* Begin TASK DATA *

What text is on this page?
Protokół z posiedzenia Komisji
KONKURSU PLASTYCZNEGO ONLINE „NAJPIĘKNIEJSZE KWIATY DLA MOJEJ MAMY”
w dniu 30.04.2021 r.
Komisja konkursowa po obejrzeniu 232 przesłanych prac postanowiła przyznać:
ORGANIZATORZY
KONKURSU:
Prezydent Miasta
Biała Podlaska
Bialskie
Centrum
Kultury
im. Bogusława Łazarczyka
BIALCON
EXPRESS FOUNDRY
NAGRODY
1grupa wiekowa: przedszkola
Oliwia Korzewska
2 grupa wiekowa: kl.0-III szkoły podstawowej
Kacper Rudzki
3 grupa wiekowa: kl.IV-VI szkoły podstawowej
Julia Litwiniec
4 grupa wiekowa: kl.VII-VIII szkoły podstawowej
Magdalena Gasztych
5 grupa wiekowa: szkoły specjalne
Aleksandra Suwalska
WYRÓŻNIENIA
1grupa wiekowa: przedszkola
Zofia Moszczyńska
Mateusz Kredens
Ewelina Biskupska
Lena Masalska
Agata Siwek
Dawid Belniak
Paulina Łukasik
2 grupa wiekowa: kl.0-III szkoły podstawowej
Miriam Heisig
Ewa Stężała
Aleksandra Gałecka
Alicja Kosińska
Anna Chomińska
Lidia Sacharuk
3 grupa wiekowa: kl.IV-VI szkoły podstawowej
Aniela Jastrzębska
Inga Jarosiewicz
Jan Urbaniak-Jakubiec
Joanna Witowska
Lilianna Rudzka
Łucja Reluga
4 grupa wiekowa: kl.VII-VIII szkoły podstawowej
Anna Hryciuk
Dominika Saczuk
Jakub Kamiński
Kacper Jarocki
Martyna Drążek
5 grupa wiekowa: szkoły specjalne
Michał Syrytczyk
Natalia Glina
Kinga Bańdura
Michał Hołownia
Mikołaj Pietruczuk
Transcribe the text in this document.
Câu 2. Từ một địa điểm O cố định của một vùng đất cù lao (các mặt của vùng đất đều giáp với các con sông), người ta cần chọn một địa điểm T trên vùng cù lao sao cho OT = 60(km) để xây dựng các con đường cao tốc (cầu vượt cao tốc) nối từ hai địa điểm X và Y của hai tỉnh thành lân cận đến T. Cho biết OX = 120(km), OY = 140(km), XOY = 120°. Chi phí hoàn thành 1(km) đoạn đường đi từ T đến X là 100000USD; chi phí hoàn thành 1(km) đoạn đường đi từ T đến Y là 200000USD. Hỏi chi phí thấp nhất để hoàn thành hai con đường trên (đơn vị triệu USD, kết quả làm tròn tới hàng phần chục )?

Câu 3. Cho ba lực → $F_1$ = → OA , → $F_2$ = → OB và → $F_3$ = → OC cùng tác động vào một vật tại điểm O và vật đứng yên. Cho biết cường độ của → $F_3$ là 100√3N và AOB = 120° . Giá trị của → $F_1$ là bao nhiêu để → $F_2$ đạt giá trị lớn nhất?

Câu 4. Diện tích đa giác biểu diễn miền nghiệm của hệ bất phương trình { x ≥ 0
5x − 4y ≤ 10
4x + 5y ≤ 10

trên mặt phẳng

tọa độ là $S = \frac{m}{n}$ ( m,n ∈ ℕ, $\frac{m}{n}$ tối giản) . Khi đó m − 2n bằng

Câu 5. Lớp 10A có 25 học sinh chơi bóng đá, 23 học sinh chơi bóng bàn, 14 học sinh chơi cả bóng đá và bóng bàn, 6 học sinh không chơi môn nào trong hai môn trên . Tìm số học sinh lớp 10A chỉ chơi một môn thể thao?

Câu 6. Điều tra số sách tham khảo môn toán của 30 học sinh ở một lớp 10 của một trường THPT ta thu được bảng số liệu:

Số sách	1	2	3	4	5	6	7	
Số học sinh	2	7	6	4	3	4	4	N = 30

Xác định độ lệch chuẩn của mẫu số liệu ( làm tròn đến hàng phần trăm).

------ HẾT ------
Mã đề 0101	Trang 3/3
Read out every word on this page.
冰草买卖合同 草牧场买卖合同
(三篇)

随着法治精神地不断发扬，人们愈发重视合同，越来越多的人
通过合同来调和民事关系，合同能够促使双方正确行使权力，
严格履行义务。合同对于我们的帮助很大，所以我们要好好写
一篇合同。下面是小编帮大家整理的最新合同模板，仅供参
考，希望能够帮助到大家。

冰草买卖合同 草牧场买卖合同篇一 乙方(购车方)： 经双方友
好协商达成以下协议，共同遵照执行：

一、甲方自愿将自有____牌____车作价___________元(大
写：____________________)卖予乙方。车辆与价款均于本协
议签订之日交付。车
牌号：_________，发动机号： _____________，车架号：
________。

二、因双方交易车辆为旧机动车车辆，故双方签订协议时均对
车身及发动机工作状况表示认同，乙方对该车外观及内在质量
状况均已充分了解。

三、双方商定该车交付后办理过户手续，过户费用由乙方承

* End TASK DATA *

▸ **BRIEF**: Reproduce the full listing exactly.

▸ **ANSWER BELOW**:
What text is on this page?
Protokół z posiedzenia Komisji
KONKURSU PLASTYCZNEGO ONLINE „NAJPIĘKNIEJSZE KWIATY DLA MOJEJ MAMY”
w dniu 30.04.2021 r.
Komisja konkursowa po obejrzeniu 232 przesłanych prac postanowiła przyznać:
ORGANIZATORZY
KONKURSU:
Prezydent Miasta
Biała Podlaska
Bialskie
Centrum
Kultury
im. Bogusława Łazarczyka
BIALCON
EXPRESS FOUNDRY
NAGRODY
1grupa wiekowa: przedszkola
Oliwia Korzewska
2 grupa wiekowa: kl.0-III szkoły podstawowej
Kacper Rudzki
3 grupa wiekowa: kl.IV-VI szkoły podstawowej
Julia Litwiniec
4 grupa wiekowa: kl.VII-VIII szkoły podstawowej
Magdalena Gasztych
5 grupa wiekowa: szkoły specjalne
Aleksandra Suwalska
WYRÓŻNIENIA
1grupa wiekowa: przedszkola
Zofia Moszczyńska
Mateusz Kredens
Ewelina Biskupska
Lena Masalska
Agata Siwek
Dawid Belniak
Paulina Łukasik
2 grupa wiekowa: kl.0-III szkoły podstawowej
Miriam Heisig
Ewa Stężała
Aleksandra Gałecka
Alicja Kosińska
Anna Chomińska
Lidia Sacharuk
3 grupa wiekowa: kl.IV-VI szkoły podstawowej
Aniela Jastrzębska
Inga Jarosiewicz
Jan Urbaniak-Jakubiec
Joanna Witowska
Lilianna Rudzka
Łucja Reluga
4 grupa wiekowa: kl.VII-VIII szkoły podstawowej
Anna Hryciuk
Dominika Saczuk
Jakub Kamiński
Kacper Jarocki
Martyna Drążek
5 grupa wiekowa: szkoły specjalne
Michał Syrytczyk
Natalia Glina
Kinga Bańdura
Michał Hołownia
Mikołaj Pietruczuk
Transcribe the text in this document.
Câu 2. Từ một địa điểm O cố định của một vùng đất cù lao (các mặt của vùng đất đều giáp với các con sông), người ta cần chọn một địa điểm T trên vùng cù lao sao cho OT = 60(km) để xây dựng các con đường cao tốc (cầu vượt cao tốc) nối từ hai địa điểm X và Y của hai tỉnh thành lân cận đến T. Cho biết OX = 120(km), OY = 140(km), XOY = 120°. Chi phí hoàn thành 1(km) đoạn đường đi từ T đến X là 100000USD; chi phí hoàn thành 1(km) đoạn đường đi từ T đến Y là 200000USD. Hỏi chi phí thấp nhất để hoàn thành hai con đường trên (đơn vị triệu USD, kết quả làm tròn tới hàng phần chục )?

Câu 3. Cho ba lực → $F_1$ = → OA , → $F_2$ = → OB và → $F_3$ = → OC cùng tác động vào một vật tại điểm O và vật đứng yên. Cho biết cường độ của → $F_3$ là 100√3N và AOB = 120° . Giá trị của → $F_1$ là bao nhiêu để → $F_2$ đạt giá trị lớn nhất?

Câu 4. Diện tích đa giác biểu diễn miền nghiệm của hệ bất phương trình { x ≥ 0
5x − 4y ≤ 10
4x + 5y ≤ 10

trên mặt phẳng

tọa độ là $S = \frac{m}{n}$ ( m,n ∈ ℕ, $\frac{m}{n}$ tối giản) . Khi đó m − 2n bằng

Câu 5. Lớp 10A có 25 học sinh chơi bóng đá, 23 học sinh chơi bóng bàn, 14 học sinh chơi cả bóng đá và bóng bàn, 6 học sinh không chơi môn nào trong hai môn trên . Tìm số học sinh lớp 10A chỉ chơi một môn thể thao?

Câu 6. Điều tra số sách tham khảo môn toán của 30 học sinh ở một lớp 10 của một trường THPT ta thu được bảng số liệu:

Số sách	1	2	3	4	5	6	7	
Số học sinh	2	7	6	4	3	4	4	N = 30

Xác định độ lệch chuẩn của mẫu số liệu ( làm tròn đến hàng phần trăm).

------ HẾT ------
Mã đề 0101	Trang 3/3
Read out every word on this page.
冰草买卖合同 草牧场买卖合同
(三篇)

随着法治精神地不断发扬，人们愈发重视合同，越来越多的人
通过合同来调和民事关系，合同能够促使双方正确行使权力，
严格履行义务。合同对于我们的帮助很大，所以我们要好好写
一篇合同。下面是小编帮大家整理的最新合同模板，仅供参
考，希望能够帮助到大家。

冰草买卖合同 草牧场买卖合同篇一 乙方(购车方)： 经双方友
好协商达成以下协议，共同遵照执行：

一、甲方自愿将自有____牌____车作价___________元(大
写：____________________)卖予乙方。车辆与价款均于本协
议签订之日交付。车
牌号：_________，发动机号： _____________，车架号：
________。

二、因双方交易车辆为旧机动车车辆，故双方签订协议时均对
车身及发动机工作状况表示认同，乙方对该车外观及内在质量
状况均已充分了解。

三、双方商定该车交付后办理过户手续，过户费用由乙方承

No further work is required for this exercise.